- WHAT YOU SHOULD DO: Write out, as a numbered list, the lines of the material starting at the line that contains "- cell-value: -16%: [571, 373, 603, 388]" and ending at the line that contains "- cell-highlight-high: [221, 364, 267, 397]", leaving out any blank lines.

- ROWS:

-*-*-

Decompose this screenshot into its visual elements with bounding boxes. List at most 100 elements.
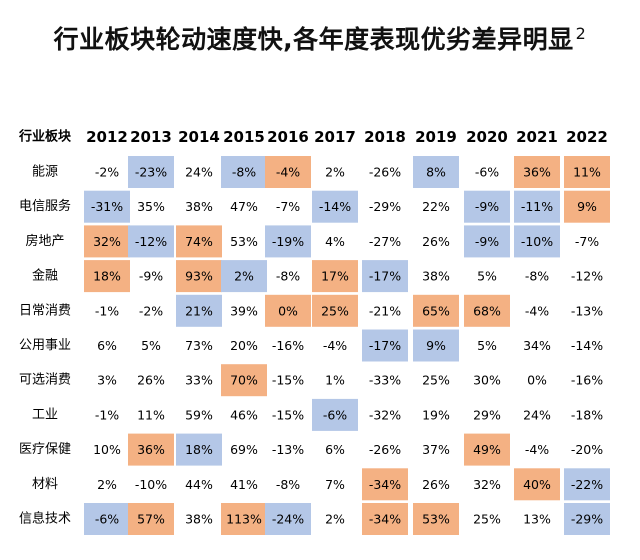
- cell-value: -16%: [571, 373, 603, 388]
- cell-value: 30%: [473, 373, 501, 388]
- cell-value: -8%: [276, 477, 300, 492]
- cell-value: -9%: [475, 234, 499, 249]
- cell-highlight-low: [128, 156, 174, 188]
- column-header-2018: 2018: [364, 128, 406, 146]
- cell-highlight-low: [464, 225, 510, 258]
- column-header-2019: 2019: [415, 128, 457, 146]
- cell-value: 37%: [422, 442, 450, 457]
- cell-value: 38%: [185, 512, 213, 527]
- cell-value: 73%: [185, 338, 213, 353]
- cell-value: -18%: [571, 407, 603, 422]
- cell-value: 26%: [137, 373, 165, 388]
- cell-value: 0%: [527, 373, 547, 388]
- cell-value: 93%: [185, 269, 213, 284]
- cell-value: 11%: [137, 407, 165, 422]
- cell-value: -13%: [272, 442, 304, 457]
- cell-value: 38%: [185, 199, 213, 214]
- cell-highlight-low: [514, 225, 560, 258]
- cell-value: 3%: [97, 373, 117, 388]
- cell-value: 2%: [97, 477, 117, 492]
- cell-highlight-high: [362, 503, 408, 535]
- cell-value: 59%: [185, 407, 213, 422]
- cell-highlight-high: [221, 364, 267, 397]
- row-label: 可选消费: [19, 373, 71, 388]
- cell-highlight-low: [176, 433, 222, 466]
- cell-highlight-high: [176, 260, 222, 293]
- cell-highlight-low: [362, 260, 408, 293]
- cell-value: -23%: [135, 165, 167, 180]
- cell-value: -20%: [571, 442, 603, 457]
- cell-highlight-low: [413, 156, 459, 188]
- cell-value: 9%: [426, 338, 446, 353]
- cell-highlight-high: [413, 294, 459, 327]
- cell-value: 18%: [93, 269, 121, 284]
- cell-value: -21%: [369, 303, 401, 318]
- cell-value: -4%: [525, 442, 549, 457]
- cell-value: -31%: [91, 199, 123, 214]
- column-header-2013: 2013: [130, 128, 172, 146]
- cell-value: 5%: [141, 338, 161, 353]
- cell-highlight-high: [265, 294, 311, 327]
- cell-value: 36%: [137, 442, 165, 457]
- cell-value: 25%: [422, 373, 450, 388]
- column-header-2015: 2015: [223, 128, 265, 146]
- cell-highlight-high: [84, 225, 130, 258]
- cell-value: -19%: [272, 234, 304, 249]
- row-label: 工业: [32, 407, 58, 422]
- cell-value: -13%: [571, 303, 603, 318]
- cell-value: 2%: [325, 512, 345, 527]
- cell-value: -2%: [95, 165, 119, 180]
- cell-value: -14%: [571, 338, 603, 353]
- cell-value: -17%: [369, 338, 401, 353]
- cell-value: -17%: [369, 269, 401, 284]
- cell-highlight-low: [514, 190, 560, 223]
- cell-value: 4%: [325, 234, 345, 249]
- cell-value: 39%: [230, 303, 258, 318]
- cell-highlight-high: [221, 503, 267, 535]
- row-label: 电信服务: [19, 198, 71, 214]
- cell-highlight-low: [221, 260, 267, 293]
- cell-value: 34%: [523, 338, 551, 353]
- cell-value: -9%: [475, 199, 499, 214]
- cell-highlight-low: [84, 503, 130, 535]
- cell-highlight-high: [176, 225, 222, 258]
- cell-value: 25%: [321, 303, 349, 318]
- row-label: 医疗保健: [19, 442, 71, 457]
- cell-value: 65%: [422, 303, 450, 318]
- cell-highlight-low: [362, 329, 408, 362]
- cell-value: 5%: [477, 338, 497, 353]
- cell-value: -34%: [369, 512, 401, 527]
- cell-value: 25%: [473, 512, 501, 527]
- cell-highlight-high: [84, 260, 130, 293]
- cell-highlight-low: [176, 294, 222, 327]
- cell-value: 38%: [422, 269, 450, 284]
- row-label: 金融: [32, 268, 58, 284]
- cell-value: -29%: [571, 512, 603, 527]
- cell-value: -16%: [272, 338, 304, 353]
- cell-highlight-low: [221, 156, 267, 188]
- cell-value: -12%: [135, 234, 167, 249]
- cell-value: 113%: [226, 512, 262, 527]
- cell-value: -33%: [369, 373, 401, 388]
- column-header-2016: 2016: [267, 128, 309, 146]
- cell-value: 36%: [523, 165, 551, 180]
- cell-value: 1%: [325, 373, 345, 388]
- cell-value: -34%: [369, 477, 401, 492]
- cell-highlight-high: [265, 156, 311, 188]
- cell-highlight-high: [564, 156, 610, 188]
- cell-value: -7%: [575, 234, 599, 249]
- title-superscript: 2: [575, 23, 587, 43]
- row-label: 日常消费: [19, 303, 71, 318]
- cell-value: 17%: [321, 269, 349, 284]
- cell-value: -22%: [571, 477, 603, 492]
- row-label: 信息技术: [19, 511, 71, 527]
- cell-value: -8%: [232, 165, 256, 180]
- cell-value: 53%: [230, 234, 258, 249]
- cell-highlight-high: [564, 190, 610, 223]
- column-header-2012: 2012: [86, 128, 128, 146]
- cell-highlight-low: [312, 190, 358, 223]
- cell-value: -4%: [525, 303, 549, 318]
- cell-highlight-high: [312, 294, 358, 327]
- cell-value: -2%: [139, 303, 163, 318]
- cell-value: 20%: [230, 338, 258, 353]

-*-*-

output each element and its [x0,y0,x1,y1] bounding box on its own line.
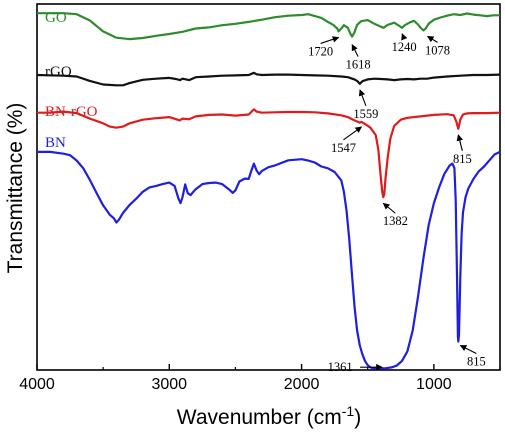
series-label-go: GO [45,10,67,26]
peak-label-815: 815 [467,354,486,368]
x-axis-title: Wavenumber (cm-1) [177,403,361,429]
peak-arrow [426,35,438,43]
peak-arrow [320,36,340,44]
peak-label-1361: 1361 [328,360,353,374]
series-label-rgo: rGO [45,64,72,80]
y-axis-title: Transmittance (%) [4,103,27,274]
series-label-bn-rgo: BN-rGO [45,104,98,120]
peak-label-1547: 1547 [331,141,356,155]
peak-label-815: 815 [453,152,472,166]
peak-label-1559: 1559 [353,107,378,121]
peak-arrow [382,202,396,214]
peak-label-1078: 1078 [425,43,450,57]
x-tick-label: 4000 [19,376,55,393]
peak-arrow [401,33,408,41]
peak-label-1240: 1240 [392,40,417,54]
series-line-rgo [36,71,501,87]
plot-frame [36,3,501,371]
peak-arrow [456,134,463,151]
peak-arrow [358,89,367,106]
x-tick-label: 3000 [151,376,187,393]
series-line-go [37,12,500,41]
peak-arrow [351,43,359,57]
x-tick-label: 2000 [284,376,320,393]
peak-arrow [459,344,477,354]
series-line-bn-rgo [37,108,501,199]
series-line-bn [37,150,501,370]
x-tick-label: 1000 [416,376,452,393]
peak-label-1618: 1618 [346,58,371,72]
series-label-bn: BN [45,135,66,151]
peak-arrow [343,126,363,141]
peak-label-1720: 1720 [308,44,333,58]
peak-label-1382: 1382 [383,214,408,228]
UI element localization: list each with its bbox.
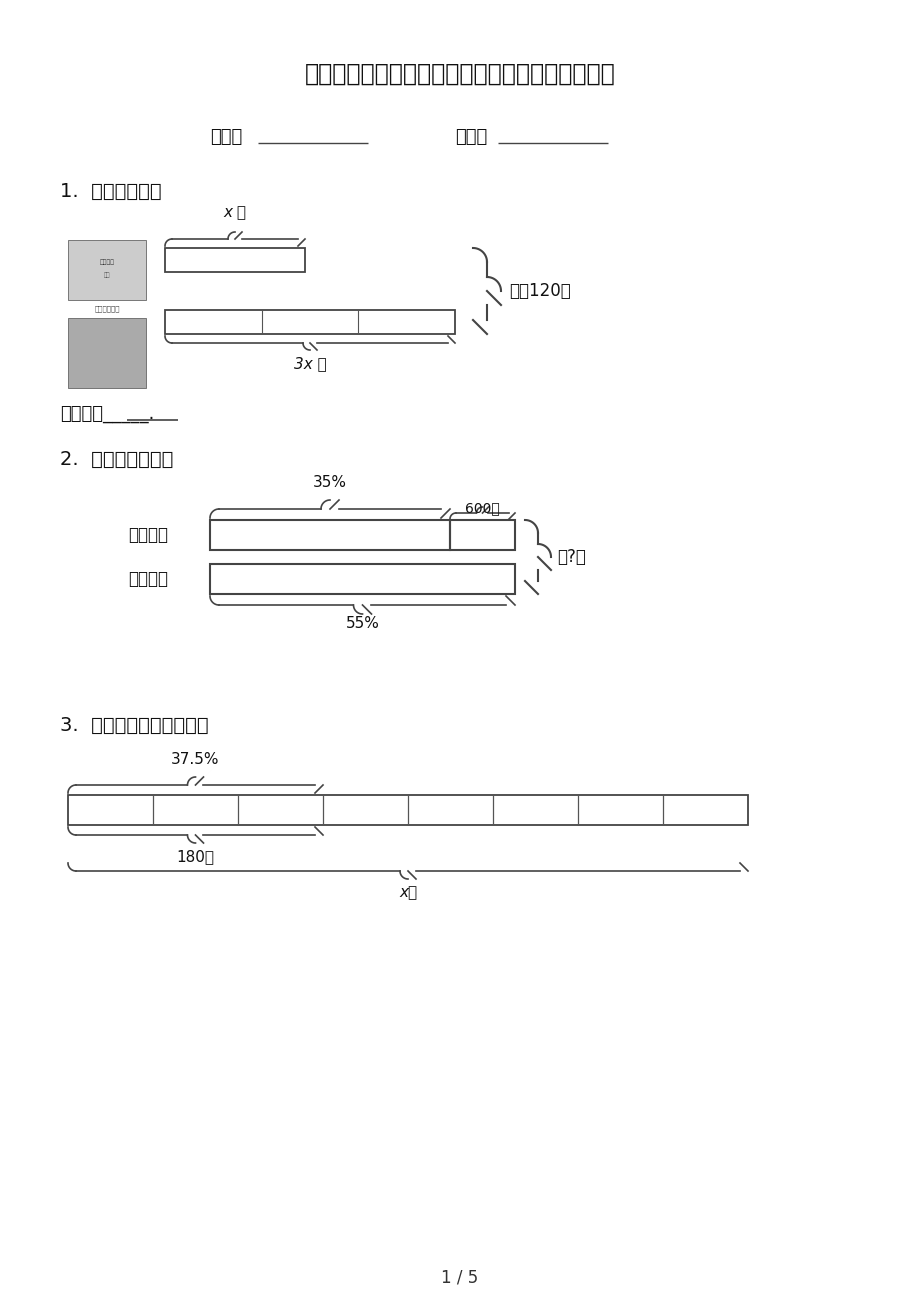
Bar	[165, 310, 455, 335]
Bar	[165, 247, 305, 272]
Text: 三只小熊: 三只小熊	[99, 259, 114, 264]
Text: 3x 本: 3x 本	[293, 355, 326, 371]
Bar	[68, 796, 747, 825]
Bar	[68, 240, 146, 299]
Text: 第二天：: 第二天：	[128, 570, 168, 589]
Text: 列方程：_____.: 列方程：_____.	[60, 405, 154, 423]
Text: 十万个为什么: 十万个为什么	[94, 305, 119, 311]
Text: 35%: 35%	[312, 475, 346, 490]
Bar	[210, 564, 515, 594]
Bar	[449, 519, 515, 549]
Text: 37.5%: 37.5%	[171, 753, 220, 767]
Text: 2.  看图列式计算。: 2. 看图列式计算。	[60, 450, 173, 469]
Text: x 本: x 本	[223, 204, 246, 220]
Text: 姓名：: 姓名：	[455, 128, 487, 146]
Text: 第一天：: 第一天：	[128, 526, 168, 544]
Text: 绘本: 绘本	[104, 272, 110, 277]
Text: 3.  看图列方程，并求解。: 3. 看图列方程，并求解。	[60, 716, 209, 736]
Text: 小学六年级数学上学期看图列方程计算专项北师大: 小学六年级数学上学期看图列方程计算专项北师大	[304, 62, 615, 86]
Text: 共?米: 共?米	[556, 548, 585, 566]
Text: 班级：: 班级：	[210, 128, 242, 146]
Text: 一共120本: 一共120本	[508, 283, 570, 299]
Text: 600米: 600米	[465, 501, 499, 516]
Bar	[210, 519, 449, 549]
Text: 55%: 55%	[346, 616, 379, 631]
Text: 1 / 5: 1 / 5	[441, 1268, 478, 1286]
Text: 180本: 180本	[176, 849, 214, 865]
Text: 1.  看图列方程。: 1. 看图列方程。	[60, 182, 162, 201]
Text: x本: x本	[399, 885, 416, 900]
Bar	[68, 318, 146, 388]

-*-*-

- FINISHED ANSWER:
1. - cell-value: -16%: [571, 373, 603, 388]
2. - cell-value: 30%: [473, 373, 501, 388]
3. - cell-value: -8%: [276, 477, 300, 492]
4. - cell-value: -9%: [475, 234, 499, 249]
5. - cell-highlight-low: [128, 156, 174, 188]
6. - column-header-2018: 2018: [364, 128, 406, 146]
7. - cell-highlight-low: [464, 225, 510, 258]
8. - column-header-2019: 2019: [415, 128, 457, 146]
9. - cell-value: 37%: [422, 442, 450, 457]
10. - cell-value: 38%: [185, 512, 213, 527]
11. - cell-value: 73%: [185, 338, 213, 353]
12. - cell-value: -18%: [571, 407, 603, 422]
13. - cell-value: 26%: [137, 373, 165, 388]
14. - cell-value: 0%: [527, 373, 547, 388]
15. - cell-value: 93%: [185, 269, 213, 284]
16. - cell-value: 11%: [137, 407, 165, 422]
17. - cell-value: -13%: [272, 442, 304, 457]
18. - cell-value: 38%: [185, 199, 213, 214]
19. - cell-highlight-low: [514, 225, 560, 258]
20. - cell-value: 3%: [97, 373, 117, 388]
21. - cell-value: 2%: [97, 477, 117, 492]
22. - cell-highlight-high: [362, 503, 408, 535]
23. - cell-value: 59%: [185, 407, 213, 422]
24. - cell-highlight-high: [221, 364, 267, 397]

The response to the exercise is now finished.